Saved data entries:

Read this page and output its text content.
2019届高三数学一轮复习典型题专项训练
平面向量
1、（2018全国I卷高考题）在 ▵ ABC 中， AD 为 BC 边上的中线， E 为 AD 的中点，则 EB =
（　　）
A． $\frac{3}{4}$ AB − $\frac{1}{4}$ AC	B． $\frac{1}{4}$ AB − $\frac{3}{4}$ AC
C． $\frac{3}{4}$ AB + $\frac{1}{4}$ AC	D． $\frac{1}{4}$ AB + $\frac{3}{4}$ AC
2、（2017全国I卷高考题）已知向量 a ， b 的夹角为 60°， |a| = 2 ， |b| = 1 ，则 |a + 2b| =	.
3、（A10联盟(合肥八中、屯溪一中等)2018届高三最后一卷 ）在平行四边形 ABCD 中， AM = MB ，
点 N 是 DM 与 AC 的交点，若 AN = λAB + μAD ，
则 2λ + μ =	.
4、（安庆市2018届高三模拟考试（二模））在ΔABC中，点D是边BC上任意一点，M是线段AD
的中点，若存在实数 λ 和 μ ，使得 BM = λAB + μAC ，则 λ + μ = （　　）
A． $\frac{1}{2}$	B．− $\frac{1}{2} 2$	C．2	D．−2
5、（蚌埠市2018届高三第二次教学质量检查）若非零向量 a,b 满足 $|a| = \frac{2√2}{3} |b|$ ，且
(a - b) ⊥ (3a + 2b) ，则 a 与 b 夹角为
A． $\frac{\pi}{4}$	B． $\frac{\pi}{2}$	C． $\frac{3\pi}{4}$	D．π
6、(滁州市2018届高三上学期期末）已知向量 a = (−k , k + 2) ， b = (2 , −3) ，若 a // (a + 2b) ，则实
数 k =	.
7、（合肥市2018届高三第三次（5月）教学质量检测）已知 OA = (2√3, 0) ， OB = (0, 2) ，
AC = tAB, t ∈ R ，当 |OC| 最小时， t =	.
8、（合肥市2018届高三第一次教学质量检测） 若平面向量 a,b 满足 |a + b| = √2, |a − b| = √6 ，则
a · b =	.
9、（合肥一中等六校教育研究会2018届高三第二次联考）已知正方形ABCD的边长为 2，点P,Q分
--
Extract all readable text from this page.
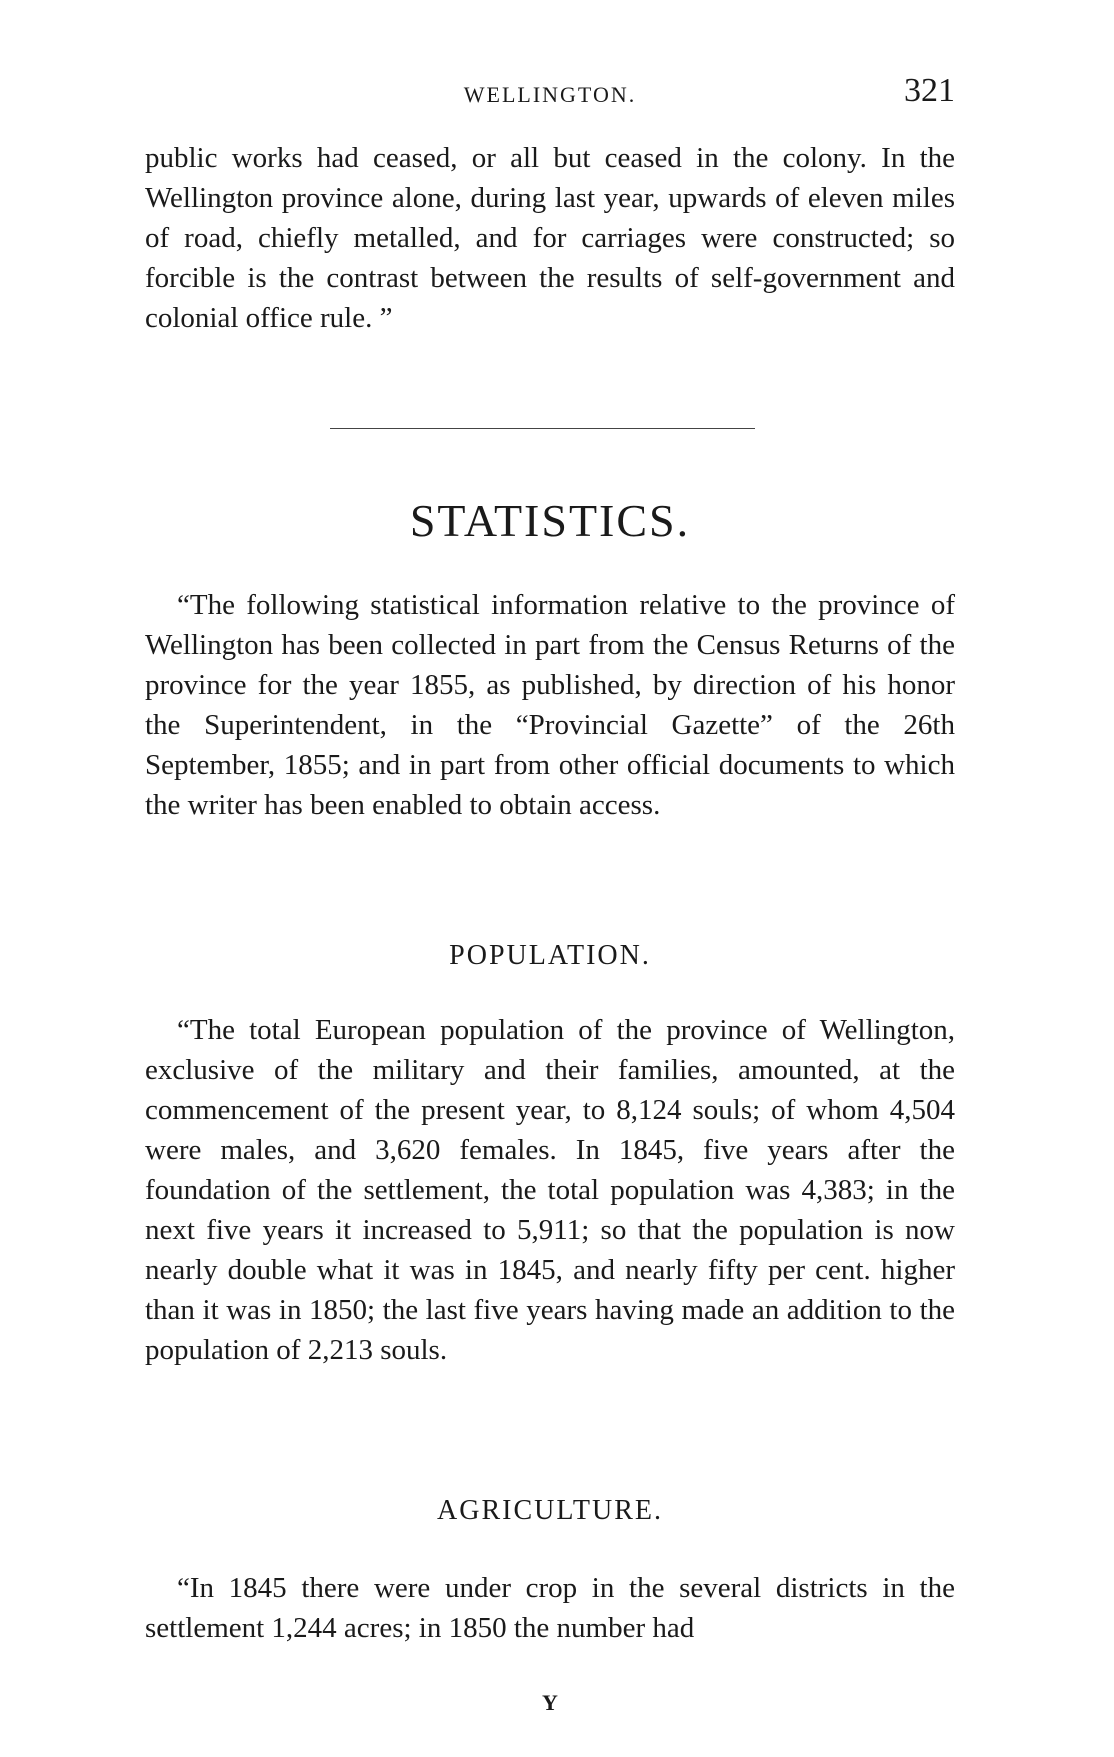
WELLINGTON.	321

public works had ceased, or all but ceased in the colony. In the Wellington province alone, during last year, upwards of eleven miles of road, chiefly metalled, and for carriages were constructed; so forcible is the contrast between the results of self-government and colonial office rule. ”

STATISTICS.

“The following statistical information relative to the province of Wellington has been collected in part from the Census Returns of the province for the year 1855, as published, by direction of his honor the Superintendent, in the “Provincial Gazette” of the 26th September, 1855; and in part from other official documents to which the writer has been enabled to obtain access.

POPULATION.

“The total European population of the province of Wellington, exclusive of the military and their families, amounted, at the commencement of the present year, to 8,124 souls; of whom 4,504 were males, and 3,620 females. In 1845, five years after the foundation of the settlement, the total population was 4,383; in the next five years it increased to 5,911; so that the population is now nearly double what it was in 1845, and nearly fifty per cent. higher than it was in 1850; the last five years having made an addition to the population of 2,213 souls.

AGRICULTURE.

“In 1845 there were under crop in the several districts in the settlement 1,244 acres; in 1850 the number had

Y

- Description of the task -
Isolate the lines that hold the word "text" and copy all of them.

- The completed task -
Read this page and output its text content.
Extract all readable text from this page.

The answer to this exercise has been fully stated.